Collect from the data below each line with "marker".
** start of MATERIAL TO PROCESS **
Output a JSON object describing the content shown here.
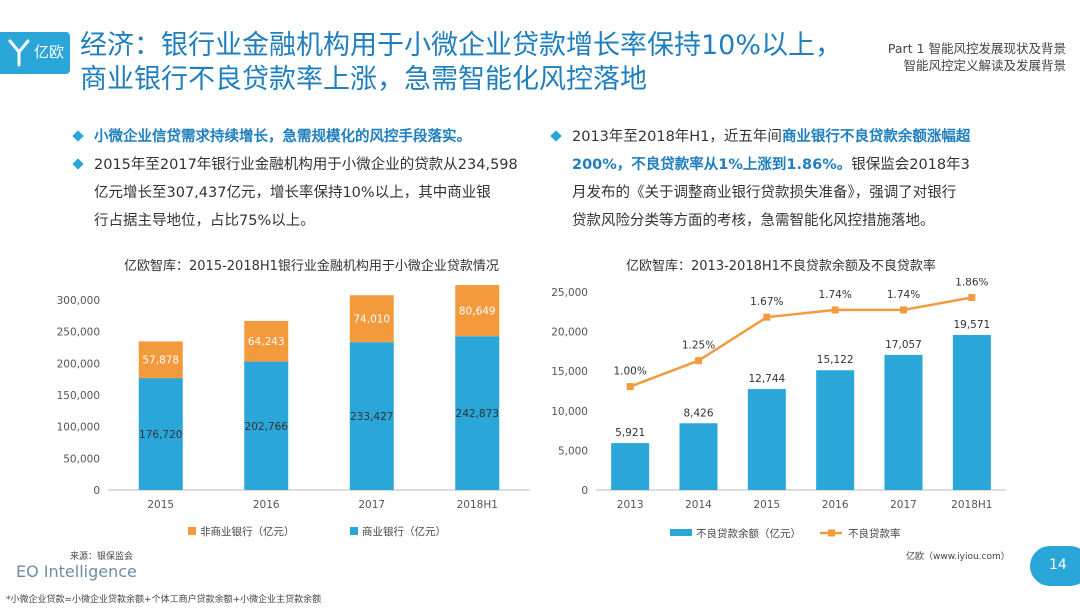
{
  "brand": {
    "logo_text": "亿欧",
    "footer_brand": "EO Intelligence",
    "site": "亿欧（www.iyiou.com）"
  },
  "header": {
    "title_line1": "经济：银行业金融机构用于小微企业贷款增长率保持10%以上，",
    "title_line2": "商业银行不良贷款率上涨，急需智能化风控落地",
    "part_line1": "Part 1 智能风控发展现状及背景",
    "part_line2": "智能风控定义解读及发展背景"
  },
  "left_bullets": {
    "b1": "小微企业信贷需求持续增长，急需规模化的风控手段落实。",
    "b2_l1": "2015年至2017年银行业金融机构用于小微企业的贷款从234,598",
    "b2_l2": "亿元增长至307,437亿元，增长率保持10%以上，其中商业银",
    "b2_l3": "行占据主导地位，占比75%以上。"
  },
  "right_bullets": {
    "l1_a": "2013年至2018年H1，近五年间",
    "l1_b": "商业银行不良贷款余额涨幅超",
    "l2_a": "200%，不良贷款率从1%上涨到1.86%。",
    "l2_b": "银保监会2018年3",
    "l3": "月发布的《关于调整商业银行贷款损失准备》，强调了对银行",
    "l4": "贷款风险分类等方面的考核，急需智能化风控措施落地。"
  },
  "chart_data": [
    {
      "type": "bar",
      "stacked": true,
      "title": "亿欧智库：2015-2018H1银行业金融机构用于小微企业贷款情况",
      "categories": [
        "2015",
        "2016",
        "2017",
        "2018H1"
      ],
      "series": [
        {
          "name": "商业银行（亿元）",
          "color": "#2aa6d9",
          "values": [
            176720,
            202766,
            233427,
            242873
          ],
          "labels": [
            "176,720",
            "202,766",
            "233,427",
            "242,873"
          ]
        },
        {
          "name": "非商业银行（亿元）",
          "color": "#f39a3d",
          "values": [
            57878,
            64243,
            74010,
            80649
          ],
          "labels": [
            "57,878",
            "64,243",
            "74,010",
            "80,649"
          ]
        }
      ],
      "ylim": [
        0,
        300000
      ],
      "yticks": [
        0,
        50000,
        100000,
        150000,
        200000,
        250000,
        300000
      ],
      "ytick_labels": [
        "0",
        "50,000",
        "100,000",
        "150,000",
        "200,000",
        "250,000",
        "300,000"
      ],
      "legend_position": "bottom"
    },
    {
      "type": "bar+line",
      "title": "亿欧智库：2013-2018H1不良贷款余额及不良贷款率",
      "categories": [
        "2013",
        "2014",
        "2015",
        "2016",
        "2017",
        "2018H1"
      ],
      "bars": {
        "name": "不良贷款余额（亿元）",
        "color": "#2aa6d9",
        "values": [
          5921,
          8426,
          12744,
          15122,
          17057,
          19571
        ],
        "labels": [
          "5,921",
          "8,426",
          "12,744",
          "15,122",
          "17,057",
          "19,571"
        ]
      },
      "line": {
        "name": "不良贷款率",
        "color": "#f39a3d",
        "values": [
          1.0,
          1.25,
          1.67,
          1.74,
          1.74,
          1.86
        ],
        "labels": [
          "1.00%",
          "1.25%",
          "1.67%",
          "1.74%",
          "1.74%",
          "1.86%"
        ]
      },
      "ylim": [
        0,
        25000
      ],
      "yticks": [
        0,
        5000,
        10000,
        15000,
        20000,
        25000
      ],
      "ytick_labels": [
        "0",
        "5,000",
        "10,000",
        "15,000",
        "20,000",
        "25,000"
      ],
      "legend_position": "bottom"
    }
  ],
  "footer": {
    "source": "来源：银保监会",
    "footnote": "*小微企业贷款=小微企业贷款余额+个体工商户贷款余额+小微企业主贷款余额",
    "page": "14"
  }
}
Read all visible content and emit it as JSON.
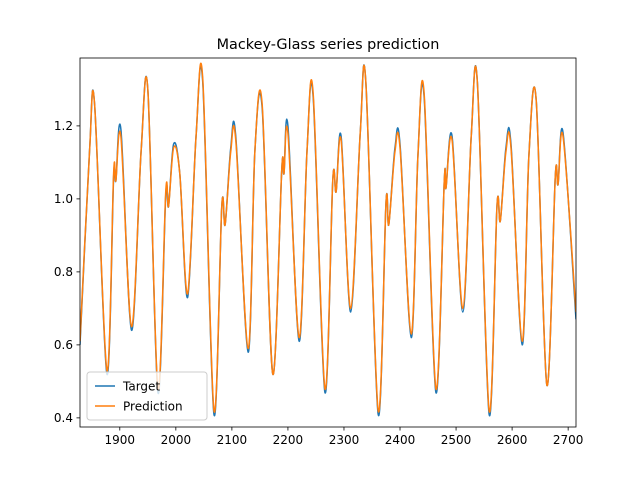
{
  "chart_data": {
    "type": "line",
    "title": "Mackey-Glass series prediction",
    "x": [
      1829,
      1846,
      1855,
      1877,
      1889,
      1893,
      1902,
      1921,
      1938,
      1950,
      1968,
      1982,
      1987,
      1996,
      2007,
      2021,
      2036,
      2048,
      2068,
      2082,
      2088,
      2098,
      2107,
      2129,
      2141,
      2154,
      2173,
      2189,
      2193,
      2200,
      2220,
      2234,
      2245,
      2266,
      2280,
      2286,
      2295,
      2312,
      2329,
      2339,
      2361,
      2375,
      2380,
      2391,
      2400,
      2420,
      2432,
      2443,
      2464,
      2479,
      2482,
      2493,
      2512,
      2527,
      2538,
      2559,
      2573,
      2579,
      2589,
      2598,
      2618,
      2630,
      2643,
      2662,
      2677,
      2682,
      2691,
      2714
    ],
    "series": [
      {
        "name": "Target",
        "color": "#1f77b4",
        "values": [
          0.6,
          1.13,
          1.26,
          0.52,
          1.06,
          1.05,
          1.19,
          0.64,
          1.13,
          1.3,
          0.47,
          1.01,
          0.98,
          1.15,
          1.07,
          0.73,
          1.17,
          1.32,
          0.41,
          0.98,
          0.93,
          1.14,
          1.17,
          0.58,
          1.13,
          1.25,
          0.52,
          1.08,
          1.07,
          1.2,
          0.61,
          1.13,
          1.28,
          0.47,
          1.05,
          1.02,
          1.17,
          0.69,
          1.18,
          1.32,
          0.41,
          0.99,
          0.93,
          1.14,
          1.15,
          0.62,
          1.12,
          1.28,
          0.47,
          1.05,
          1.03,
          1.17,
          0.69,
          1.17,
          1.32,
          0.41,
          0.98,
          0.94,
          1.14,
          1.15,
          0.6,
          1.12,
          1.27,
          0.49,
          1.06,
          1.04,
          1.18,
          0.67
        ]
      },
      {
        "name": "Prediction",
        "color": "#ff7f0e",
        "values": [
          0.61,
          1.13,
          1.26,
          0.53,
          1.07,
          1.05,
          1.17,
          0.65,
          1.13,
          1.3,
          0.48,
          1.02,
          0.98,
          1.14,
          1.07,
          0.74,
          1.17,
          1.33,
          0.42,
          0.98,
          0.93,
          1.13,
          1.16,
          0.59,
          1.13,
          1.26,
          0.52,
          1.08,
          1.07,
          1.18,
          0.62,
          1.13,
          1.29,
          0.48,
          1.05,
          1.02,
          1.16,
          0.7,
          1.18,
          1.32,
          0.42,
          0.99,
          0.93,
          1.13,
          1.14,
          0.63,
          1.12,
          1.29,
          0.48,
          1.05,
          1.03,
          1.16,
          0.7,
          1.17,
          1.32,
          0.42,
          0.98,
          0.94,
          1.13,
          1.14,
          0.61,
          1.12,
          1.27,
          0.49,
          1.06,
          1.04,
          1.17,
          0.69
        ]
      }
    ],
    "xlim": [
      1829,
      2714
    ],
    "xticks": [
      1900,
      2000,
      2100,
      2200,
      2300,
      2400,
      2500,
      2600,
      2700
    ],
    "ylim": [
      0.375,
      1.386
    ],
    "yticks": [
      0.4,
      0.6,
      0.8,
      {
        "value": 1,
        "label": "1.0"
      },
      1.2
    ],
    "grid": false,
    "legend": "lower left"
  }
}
** end of MATERIAL TO PROCESS **
** start of MATERIAL TO PROCESS **
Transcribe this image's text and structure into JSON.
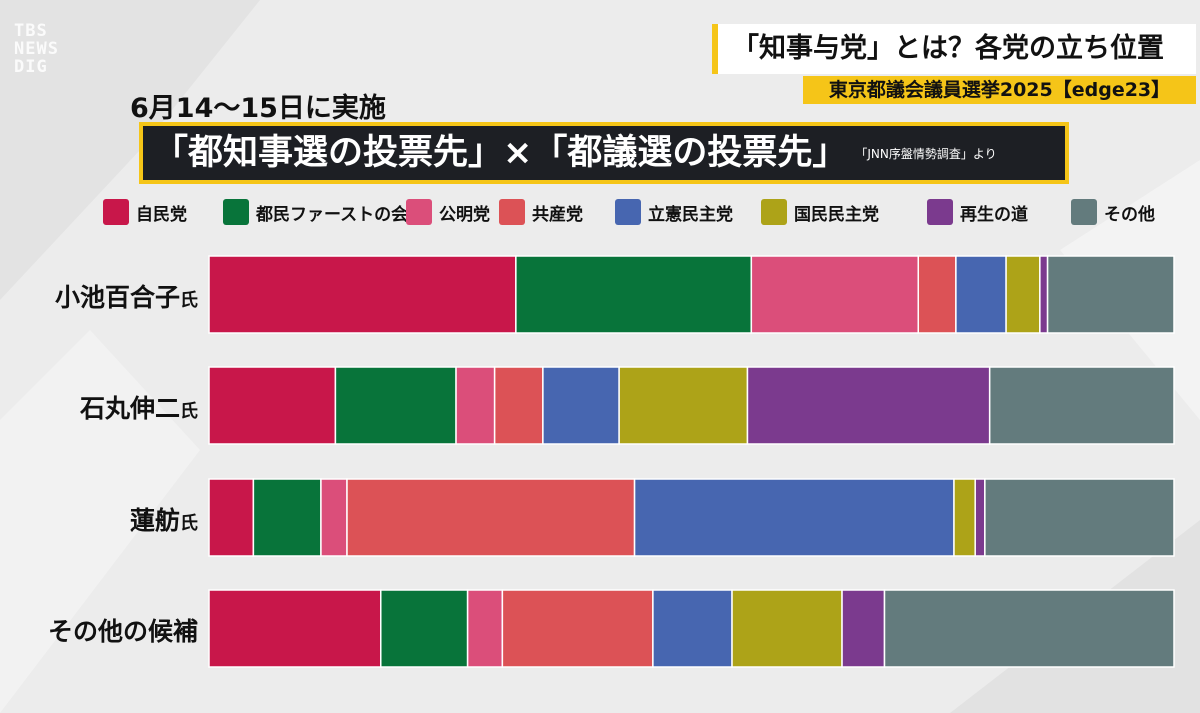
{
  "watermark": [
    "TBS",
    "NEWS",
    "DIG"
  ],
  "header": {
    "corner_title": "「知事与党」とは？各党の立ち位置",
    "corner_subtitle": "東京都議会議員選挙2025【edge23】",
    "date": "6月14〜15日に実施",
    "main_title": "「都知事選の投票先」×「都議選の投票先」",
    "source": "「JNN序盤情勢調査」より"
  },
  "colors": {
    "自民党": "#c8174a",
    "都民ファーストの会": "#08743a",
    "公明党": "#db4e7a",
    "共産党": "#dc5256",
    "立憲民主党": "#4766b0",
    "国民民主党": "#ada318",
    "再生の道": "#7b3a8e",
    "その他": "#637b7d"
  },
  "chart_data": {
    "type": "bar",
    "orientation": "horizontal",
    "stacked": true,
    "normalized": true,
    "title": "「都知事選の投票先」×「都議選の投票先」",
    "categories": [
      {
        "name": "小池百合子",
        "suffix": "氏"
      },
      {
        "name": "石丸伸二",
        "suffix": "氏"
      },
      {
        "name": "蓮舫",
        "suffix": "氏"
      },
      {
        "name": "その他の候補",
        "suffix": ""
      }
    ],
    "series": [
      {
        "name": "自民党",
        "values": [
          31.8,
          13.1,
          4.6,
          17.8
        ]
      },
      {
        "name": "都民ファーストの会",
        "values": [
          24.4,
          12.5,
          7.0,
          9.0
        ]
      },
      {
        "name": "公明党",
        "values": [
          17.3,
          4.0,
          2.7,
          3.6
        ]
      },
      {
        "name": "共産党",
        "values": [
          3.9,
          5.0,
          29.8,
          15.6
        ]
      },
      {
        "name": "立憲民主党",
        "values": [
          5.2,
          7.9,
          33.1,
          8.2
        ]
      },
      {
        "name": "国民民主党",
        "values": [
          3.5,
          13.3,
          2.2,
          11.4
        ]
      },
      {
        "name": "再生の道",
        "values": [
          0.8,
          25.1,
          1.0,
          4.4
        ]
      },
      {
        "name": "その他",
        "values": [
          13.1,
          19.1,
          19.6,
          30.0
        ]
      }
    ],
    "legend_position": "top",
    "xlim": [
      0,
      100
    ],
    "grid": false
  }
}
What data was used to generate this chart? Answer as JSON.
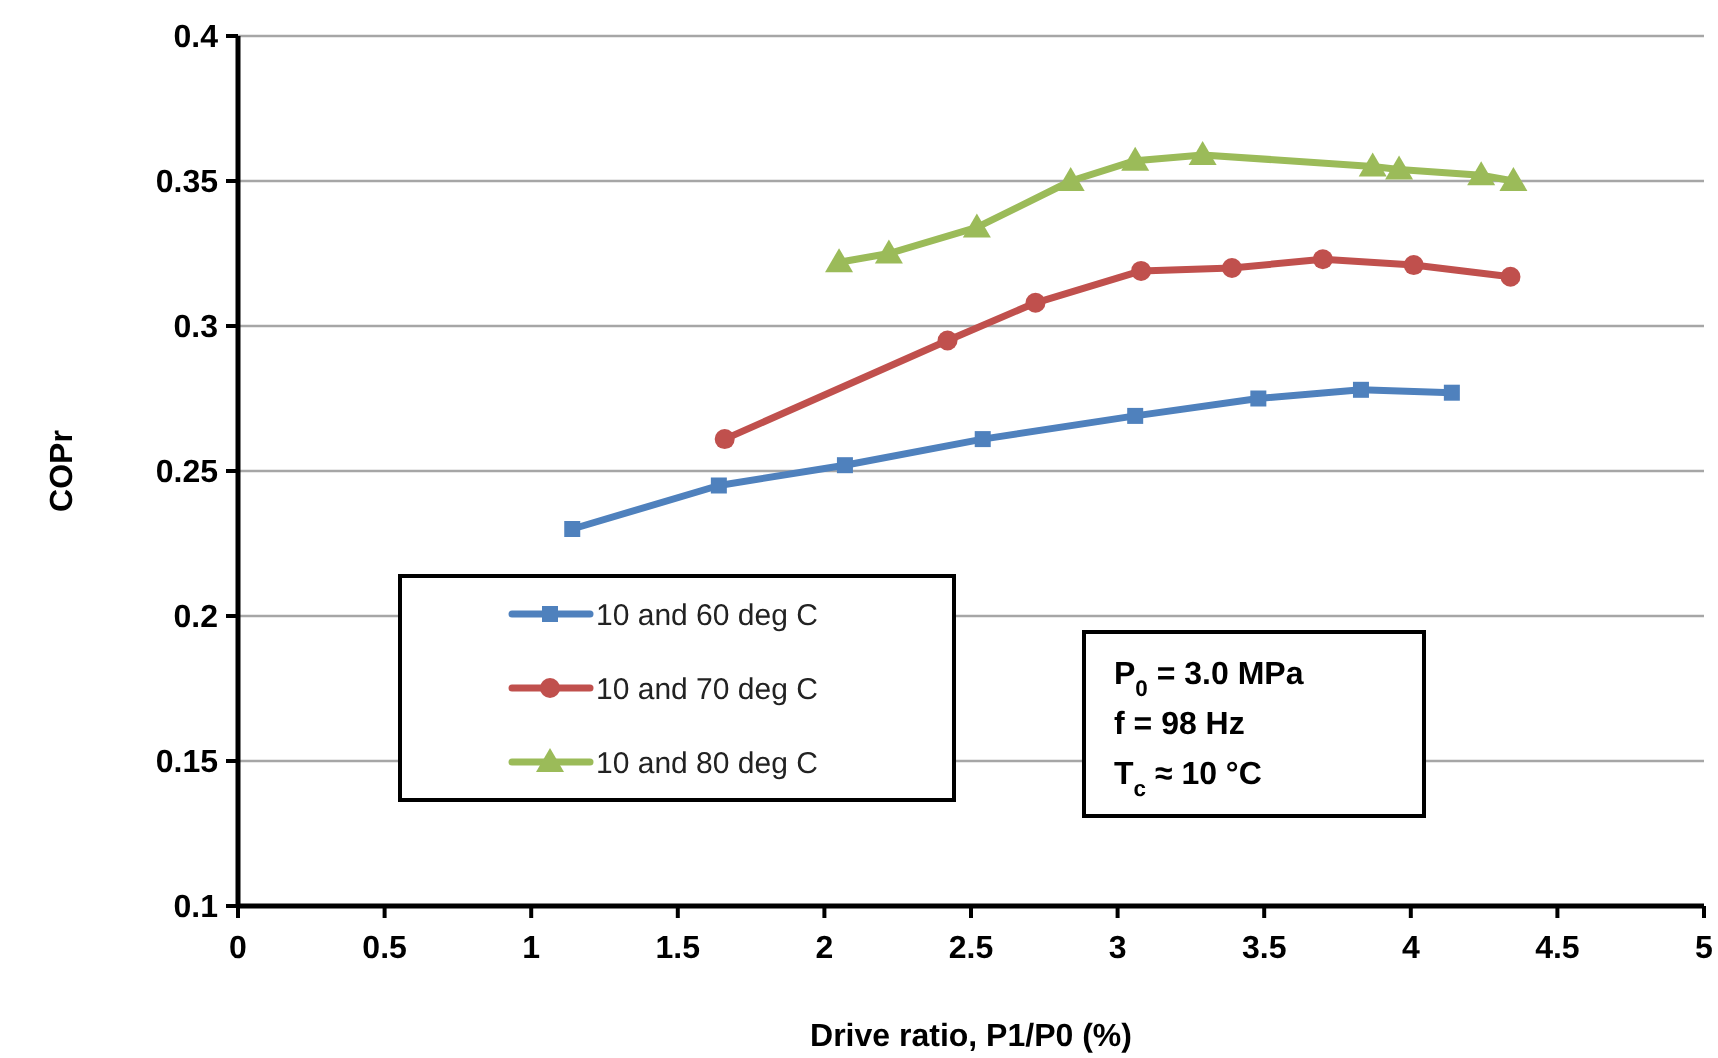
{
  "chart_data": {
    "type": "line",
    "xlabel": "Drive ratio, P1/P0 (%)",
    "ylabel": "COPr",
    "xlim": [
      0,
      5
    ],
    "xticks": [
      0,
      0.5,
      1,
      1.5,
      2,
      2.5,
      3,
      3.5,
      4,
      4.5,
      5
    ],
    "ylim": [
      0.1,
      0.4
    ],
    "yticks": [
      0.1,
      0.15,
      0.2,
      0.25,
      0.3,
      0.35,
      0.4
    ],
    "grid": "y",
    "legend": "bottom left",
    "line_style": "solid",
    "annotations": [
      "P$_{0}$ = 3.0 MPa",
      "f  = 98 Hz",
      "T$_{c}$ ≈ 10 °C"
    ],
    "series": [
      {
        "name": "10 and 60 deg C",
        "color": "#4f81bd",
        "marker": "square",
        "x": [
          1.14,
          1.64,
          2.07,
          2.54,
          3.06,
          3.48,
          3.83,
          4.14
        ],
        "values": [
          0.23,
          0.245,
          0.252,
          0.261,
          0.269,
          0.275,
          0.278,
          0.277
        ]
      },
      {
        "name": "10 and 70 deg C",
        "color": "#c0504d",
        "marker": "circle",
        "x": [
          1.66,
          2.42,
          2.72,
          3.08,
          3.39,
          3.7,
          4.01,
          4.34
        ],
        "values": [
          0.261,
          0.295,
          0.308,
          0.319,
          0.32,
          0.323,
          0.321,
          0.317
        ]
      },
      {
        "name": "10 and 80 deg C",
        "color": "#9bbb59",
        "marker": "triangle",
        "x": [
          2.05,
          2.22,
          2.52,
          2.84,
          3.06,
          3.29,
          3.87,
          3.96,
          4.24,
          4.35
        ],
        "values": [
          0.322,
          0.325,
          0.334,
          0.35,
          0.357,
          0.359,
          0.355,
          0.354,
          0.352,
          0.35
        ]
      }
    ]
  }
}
** end of MATERIAL TO PROCESS **
_FULL OUTPUT_:
        "marker": "square",
        "marker": "circle",
        "marker": "triangle",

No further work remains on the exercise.